━━━━━ Task material ━━━━━

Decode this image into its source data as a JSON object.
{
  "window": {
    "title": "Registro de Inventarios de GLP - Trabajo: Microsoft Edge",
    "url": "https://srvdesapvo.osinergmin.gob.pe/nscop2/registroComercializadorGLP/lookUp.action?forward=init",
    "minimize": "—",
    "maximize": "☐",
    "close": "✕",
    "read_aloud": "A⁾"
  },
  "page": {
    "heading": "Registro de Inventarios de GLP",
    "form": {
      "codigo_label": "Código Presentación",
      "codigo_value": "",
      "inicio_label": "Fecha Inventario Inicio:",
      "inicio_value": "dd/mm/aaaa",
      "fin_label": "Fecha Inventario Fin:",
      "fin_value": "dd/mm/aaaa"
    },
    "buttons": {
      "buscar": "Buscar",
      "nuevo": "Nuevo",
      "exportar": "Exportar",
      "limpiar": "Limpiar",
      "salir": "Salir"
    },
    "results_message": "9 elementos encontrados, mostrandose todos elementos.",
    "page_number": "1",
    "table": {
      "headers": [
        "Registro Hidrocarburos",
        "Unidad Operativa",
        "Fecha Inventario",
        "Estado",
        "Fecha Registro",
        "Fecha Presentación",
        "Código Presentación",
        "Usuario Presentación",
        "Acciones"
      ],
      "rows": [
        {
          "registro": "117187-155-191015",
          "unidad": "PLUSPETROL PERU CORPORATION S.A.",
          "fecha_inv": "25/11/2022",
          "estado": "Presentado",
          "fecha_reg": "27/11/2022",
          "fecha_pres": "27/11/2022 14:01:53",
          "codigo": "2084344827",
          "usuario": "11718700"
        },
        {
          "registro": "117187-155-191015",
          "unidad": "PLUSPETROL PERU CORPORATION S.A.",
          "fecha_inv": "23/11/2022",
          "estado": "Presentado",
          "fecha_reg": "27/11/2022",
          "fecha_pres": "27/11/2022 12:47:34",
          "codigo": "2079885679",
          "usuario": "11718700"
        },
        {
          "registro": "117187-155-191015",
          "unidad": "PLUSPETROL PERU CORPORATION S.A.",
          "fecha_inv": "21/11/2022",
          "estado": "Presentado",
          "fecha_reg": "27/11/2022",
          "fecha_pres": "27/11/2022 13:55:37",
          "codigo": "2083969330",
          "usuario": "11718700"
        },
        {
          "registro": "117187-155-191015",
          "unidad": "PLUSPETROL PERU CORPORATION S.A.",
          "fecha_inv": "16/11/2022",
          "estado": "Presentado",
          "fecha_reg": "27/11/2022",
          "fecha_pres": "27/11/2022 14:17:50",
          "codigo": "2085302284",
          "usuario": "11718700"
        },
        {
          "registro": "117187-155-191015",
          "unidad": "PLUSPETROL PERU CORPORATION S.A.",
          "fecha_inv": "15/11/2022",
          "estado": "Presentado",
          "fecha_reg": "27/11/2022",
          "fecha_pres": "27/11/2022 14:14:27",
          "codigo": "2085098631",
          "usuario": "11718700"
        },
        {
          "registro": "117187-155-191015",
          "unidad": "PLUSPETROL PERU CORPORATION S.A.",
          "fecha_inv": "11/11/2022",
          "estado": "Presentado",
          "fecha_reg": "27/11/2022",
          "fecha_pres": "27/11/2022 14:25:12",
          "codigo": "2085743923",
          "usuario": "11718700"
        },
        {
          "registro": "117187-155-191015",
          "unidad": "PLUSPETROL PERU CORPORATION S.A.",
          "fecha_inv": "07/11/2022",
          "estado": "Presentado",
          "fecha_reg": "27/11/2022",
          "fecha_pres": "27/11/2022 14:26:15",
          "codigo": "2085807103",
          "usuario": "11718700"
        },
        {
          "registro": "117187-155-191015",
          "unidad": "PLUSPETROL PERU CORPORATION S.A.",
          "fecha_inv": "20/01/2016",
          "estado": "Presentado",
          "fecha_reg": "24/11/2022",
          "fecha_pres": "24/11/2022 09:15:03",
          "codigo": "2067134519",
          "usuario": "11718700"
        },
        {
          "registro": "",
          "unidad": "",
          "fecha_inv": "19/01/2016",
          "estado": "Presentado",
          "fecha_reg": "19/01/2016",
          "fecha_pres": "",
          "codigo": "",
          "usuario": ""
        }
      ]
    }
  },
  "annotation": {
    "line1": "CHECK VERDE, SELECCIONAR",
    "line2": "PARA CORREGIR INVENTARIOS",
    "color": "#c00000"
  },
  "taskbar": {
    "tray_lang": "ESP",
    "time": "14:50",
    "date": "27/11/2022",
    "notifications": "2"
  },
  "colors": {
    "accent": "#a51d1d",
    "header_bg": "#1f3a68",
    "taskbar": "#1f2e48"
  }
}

━━━━━
━━━━━ Task material ━━━━━

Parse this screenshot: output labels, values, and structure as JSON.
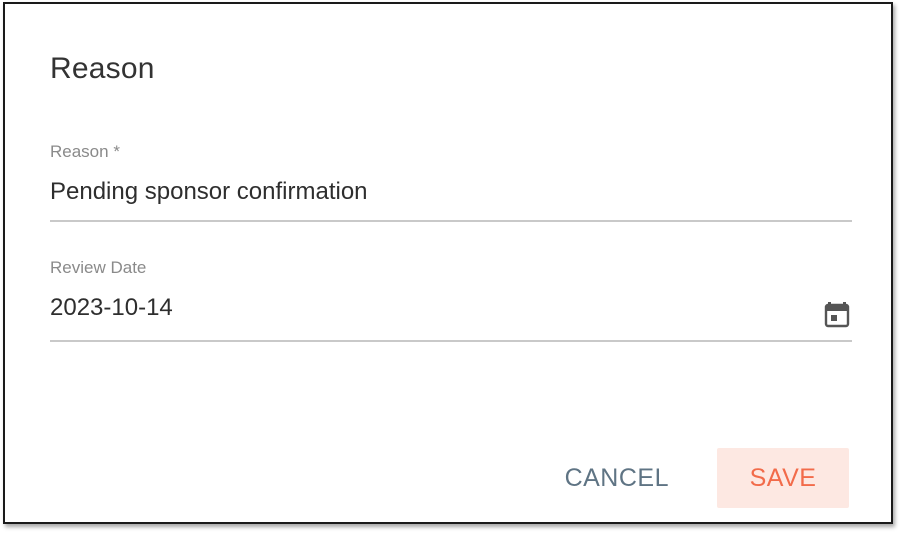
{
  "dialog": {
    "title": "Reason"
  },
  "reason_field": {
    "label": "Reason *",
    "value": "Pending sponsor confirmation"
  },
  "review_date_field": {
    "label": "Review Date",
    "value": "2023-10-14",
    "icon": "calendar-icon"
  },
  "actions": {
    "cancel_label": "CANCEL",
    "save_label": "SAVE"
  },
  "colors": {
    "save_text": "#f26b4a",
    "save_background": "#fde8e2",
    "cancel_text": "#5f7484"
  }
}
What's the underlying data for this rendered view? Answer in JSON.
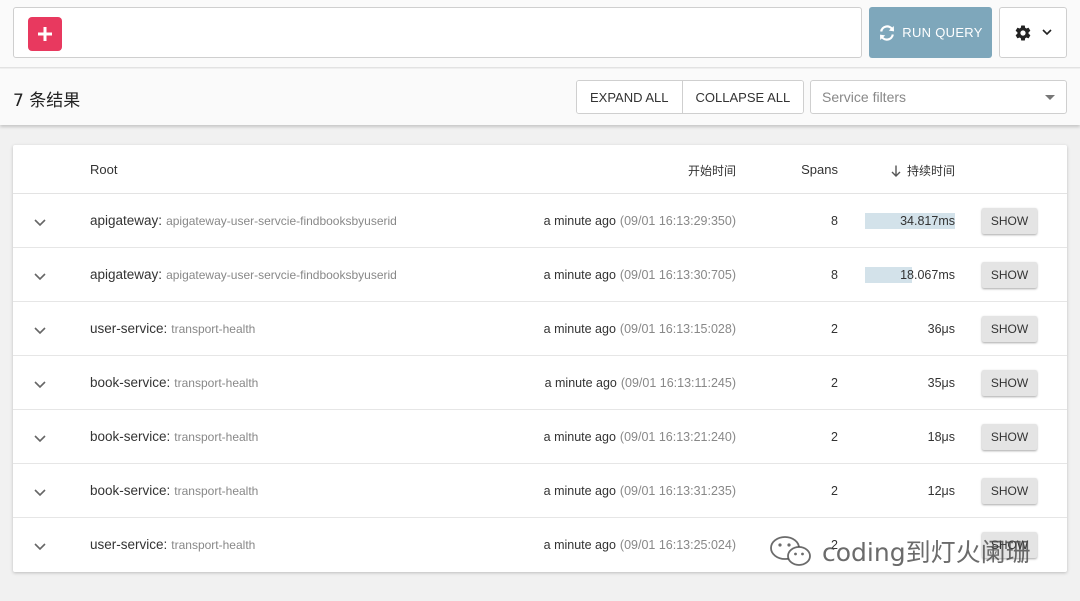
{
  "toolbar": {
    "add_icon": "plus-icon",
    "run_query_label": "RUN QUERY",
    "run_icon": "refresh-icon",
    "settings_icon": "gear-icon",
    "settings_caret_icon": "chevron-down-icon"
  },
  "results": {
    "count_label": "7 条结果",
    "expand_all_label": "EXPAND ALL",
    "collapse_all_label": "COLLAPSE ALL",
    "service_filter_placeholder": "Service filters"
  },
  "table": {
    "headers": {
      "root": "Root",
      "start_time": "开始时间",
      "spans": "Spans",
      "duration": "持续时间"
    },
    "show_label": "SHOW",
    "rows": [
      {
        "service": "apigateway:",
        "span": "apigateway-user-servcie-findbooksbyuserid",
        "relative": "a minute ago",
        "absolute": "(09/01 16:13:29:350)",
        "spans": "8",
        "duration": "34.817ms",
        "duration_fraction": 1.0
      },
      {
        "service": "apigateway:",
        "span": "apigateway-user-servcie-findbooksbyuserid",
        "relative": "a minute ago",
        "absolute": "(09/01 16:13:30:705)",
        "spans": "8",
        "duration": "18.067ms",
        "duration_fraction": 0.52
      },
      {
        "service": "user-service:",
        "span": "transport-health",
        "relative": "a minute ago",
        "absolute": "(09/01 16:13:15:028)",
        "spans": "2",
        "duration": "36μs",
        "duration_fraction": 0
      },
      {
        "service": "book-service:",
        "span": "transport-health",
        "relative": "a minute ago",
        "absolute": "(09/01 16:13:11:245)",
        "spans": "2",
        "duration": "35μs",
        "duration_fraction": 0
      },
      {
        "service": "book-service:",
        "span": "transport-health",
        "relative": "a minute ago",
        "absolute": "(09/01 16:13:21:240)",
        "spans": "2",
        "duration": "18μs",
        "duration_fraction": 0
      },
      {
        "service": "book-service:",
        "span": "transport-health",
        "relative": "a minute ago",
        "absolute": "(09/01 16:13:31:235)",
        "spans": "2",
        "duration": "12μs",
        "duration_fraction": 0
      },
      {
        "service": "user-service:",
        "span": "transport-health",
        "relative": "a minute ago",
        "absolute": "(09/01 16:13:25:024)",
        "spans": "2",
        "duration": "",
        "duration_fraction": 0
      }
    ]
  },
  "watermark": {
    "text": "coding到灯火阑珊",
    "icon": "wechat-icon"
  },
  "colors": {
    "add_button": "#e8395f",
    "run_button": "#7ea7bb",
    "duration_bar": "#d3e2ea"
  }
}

━━━━━
━━━━━ Task material ━━━━━

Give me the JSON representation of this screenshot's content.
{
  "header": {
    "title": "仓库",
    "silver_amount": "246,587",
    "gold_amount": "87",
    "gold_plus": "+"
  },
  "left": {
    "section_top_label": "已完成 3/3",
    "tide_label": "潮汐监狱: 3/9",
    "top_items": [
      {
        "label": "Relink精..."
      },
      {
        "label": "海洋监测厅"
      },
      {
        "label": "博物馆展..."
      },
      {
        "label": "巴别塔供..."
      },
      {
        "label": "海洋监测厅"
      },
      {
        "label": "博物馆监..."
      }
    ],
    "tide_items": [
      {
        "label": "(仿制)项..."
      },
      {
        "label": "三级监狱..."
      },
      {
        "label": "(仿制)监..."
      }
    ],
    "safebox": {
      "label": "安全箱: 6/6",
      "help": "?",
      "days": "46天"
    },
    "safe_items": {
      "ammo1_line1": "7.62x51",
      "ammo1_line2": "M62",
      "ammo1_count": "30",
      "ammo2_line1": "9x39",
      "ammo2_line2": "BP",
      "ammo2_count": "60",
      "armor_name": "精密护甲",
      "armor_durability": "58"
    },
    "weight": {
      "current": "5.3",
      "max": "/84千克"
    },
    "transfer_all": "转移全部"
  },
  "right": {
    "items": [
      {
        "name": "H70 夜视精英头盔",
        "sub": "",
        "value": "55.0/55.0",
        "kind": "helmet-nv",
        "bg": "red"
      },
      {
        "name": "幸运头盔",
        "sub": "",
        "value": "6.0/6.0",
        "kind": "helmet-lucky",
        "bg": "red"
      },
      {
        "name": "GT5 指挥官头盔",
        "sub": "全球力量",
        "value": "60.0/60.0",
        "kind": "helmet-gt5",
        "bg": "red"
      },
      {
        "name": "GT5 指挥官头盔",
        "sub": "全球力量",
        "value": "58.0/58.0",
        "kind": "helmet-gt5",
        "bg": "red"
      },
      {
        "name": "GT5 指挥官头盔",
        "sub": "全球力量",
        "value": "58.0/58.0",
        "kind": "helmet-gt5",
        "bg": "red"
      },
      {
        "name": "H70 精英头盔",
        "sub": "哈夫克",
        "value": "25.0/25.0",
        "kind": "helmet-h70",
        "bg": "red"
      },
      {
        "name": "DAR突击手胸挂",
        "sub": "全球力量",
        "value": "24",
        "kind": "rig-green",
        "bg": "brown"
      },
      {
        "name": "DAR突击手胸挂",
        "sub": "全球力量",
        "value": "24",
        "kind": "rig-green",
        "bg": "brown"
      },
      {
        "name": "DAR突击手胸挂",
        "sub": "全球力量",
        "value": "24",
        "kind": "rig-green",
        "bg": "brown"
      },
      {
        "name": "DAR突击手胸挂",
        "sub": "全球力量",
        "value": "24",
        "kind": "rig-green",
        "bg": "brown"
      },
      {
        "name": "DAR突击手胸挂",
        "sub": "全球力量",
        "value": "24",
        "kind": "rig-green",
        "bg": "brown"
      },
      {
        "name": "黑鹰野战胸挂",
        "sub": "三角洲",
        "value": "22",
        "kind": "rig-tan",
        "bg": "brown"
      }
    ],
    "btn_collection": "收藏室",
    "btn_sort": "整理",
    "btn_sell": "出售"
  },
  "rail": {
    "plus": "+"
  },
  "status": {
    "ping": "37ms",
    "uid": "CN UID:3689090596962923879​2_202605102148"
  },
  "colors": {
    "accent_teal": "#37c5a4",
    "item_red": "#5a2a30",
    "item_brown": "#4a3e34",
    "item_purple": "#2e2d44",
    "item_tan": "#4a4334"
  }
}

━━━━━

§ What needs to be done: Find each line holding the string "aaaa" and copy it out.

§ Answer to the task:
      "inicio_value": "dd/mm/aaaa",
      "fin_value": "dd/mm/aaaa"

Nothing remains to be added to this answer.